** begin Provided material **
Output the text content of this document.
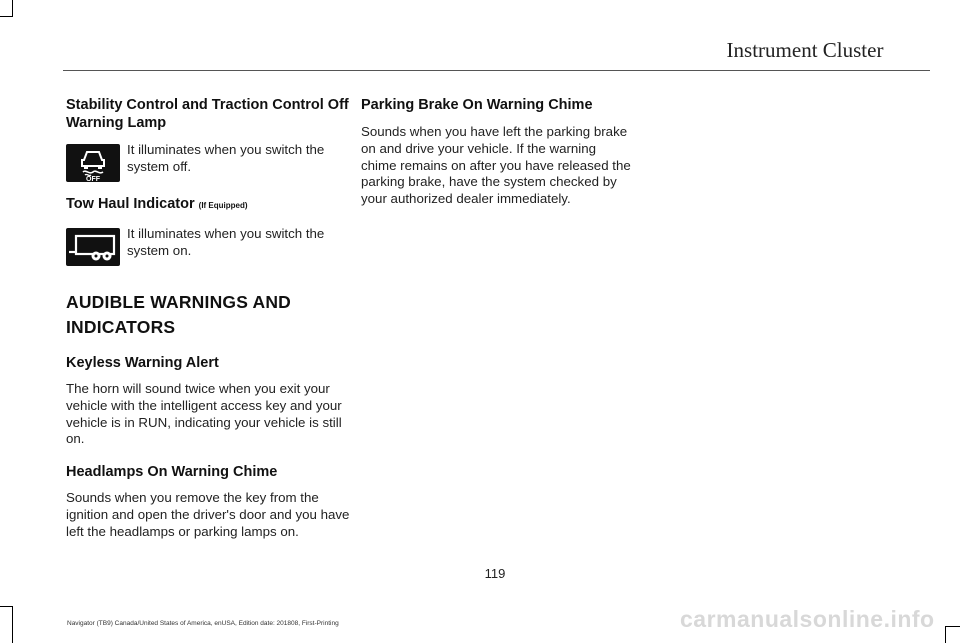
Instrument Cluster
Stability Control and Traction Control Off Warning Lamp
OFF

It illuminates when you switch the system off.

Tow Haul Indicator (If Equipped)

It illuminates when you switch the system on.

AUDIBLE WARNINGS AND
INDICATORS
Keyless Warning Alert

The horn will sound twice when you exit your vehicle with the intelligent access key and your vehicle is in RUN, indicating your vehicle is still on.

Headlamps On Warning Chime

Sounds when you remove the key from the ignition and open the driver's door and you have left the headlamps or parking lamps on.

Parking Brake On Warning Chime

Sounds when you have left the parking brake on and drive your vehicle. If the warning chime remains on after you have released the parking brake, have the system checked by your authorized dealer immediately.

119
Navigator (TB9) Canada/United States of America, enUSA, Edition date: 201808, First-Printing	carmanualsonline.info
** end Provided material **
• [Your objective]
Extract lines where the string "when" occurs.

• [Written answer]
It illuminates when you switch the system off.
It illuminates when you switch the system on.
The horn will sound twice when you exit your vehicle with the intelligent access key and your vehicle is in RUN, indicating your vehicle is still on.
Sounds when you remove the key from the ignition and open the driver's door and you have left the headlamps or parking lamps on.
Sounds when you have left the parking brake on and drive your vehicle. If the warning chime remains on after you have released the parking brake, have the system checked by your authorized dealer immediately.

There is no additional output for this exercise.